Excerpt from a dataset:
•••

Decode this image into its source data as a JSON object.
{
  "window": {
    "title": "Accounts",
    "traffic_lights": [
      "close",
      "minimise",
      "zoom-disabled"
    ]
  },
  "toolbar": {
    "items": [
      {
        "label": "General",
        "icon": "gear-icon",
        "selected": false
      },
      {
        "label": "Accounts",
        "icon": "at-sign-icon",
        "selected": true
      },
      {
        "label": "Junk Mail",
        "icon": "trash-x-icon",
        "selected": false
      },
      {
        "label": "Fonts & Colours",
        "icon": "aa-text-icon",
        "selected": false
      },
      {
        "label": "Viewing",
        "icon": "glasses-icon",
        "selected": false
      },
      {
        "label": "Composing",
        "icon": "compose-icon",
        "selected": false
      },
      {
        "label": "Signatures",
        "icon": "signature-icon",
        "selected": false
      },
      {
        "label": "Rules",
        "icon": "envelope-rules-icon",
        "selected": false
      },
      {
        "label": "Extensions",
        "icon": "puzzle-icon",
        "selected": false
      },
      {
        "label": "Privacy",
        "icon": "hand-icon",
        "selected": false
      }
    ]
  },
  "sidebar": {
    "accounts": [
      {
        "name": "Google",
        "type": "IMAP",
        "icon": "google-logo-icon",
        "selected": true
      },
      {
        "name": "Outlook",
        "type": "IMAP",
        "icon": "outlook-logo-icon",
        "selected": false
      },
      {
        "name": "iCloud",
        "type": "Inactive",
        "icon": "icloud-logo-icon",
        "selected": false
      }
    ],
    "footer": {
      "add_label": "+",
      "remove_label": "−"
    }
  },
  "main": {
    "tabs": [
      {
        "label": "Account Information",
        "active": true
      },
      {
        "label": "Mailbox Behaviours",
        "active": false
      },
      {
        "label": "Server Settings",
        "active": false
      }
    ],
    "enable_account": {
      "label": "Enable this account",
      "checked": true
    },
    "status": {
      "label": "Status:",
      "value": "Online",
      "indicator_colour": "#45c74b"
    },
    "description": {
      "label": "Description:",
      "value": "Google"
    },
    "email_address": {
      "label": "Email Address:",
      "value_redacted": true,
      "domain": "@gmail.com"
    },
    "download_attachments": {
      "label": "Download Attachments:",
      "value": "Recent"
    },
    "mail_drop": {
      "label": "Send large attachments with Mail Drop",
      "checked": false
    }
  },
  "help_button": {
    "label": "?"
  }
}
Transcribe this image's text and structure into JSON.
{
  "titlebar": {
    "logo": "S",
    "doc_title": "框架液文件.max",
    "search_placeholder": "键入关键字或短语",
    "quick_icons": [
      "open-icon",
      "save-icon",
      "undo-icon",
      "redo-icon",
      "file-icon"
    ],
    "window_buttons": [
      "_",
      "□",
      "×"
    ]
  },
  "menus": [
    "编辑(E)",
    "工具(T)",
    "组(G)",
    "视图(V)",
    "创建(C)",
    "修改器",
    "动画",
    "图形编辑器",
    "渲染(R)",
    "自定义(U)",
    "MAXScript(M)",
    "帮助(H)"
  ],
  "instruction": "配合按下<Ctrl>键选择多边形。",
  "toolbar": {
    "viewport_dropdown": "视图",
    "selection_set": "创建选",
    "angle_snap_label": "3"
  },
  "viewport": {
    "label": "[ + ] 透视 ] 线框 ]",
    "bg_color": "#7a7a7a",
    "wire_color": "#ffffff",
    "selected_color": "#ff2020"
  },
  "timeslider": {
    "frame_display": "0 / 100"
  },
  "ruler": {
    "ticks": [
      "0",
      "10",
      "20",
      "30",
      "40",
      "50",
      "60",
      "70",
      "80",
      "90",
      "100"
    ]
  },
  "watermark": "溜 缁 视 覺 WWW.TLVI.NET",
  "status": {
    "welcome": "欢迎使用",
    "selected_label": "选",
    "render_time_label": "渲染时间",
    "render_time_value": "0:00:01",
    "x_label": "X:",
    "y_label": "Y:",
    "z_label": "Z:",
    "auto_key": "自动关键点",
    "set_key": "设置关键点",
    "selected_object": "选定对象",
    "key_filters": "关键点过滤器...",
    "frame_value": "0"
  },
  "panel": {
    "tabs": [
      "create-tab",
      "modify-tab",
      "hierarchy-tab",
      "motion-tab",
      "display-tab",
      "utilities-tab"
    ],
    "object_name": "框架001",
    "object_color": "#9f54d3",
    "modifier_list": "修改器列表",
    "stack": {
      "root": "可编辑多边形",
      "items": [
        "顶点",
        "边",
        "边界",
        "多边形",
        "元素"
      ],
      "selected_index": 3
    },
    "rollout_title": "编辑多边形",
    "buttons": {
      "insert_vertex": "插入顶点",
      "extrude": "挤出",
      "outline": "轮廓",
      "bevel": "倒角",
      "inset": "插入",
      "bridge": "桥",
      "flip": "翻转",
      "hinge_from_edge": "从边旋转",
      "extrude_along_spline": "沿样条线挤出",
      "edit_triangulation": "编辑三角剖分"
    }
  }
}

•••

Reproduce each record shown above without altering a single word.

Decode this image into its source data as a JSON object.
{
  "window": {
    "title": "Accounts",
    "traffic_lights": [
      "close",
      "minimise",
      "zoom-disabled"
    ]
  },
  "toolbar": {
    "items": [
      {
        "label": "General",
        "icon": "gear-icon",
        "selected": false
      },
      {
        "label": "Accounts",
        "icon": "at-sign-icon",
        "selected": true
      },
      {
        "label": "Junk Mail",
        "icon": "trash-x-icon",
        "selected": false
      },
      {
        "label": "Fonts & Colours",
        "icon": "aa-text-icon",
        "selected": false
      },
      {
        "label": "Viewing",
        "icon": "glasses-icon",
        "selected": false
      },
      {
        "label": "Composing",
        "icon": "compose-icon",
        "selected": false
      },
      {
        "label": "Signatures",
        "icon": "signature-icon",
        "selected": false
      },
      {
        "label": "Rules",
        "icon": "envelope-rules-icon",
        "selected": false
      },
      {
        "label": "Extensions",
        "icon": "puzzle-icon",
        "selected": false
      },
      {
        "label": "Privacy",
        "icon": "hand-icon",
        "selected": false
      }
    ]
  },
  "sidebar": {
    "accounts": [
      {
        "name": "Google",
        "type": "IMAP",
        "icon": "google-logo-icon",
        "selected": true
      },
      {
        "name": "Outlook",
        "type": "IMAP",
        "icon": "outlook-logo-icon",
        "selected": false
      },
      {
        "name": "iCloud",
        "type": "Inactive",
        "icon": "icloud-logo-icon",
        "selected": false
      }
    ],
    "footer": {
      "add_label": "+",
      "remove_label": "−"
    }
  },
  "main": {
    "tabs": [
      {
        "label": "Account Information",
        "active": true
      },
      {
        "label": "Mailbox Behaviours",
        "active": false
      },
      {
        "label": "Server Settings",
        "active": false
      }
    ],
    "enable_account": {
      "label": "Enable this account",
      "checked": true
    },
    "status": {
      "label": "Status:",
      "value": "Online",
      "indicator_colour": "#45c74b"
    },
    "description": {
      "label": "Description:",
      "value": "Google"
    },
    "email_address": {
      "label": "Email Address:",
      "value_redacted": true,
      "domain": "@gmail.com"
    },
    "download_attachments": {
      "label": "Download Attachments:",
      "value": "Recent"
    },
    "mail_drop": {
      "label": "Send large attachments with Mail Drop",
      "checked": false
    }
  },
  "help_button": {
    "label": "?"
  }
}
Transcribe this image's text and structure into JSON.
{
  "titlebar": {
    "logo": "S",
    "doc_title": "框架液文件.max",
    "search_placeholder": "键入关键字或短语",
    "quick_icons": [
      "open-icon",
      "save-icon",
      "undo-icon",
      "redo-icon",
      "file-icon"
    ],
    "window_buttons": [
      "_",
      "□",
      "×"
    ]
  },
  "menus": [
    "编辑(E)",
    "工具(T)",
    "组(G)",
    "视图(V)",
    "创建(C)",
    "修改器",
    "动画",
    "图形编辑器",
    "渲染(R)",
    "自定义(U)",
    "MAXScript(M)",
    "帮助(H)"
  ],
  "instruction": "配合按下<Ctrl>键选择多边形。",
  "toolbar": {
    "viewport_dropdown": "视图",
    "selection_set": "创建选",
    "angle_snap_label": "3"
  },
  "viewport": {
    "label": "[ + ] 透视 ] 线框 ]",
    "bg_color": "#7a7a7a",
    "wire_color": "#ffffff",
    "selected_color": "#ff2020"
  },
  "timeslider": {
    "frame_display": "0 / 100"
  },
  "ruler": {
    "ticks": [
      "0",
      "10",
      "20",
      "30",
      "40",
      "50",
      "60",
      "70",
      "80",
      "90",
      "100"
    ]
  },
  "watermark": "溜 缁 视 覺 WWW.TLVI.NET",
  "status": {
    "welcome": "欢迎使用",
    "selected_label": "选",
    "render_time_label": "渲染时间",
    "render_time_value": "0:00:01",
    "x_label": "X:",
    "y_label": "Y:",
    "z_label": "Z:",
    "auto_key": "自动关键点",
    "set_key": "设置关键点",
    "selected_object": "选定对象",
    "key_filters": "关键点过滤器...",
    "frame_value": "0"
  },
  "panel": {
    "tabs": [
      "create-tab",
      "modify-tab",
      "hierarchy-tab",
      "motion-tab",
      "display-tab",
      "utilities-tab"
    ],
    "object_name": "框架001",
    "object_color": "#9f54d3",
    "modifier_list": "修改器列表",
    "stack": {
      "root": "可编辑多边形",
      "items": [
        "顶点",
        "边",
        "边界",
        "多边形",
        "元素"
      ],
      "selected_index": 3
    },
    "rollout_title": "编辑多边形",
    "buttons": {
      "insert_vertex": "插入顶点",
      "extrude": "挤出",
      "outline": "轮廓",
      "bevel": "倒角",
      "inset": "插入",
      "bridge": "桥",
      "flip": "翻转",
      "hinge_from_edge": "从边旋转",
      "extrude_along_spline": "沿样条线挤出",
      "edit_triangulation": "编辑三角剖分"
    }
  }
}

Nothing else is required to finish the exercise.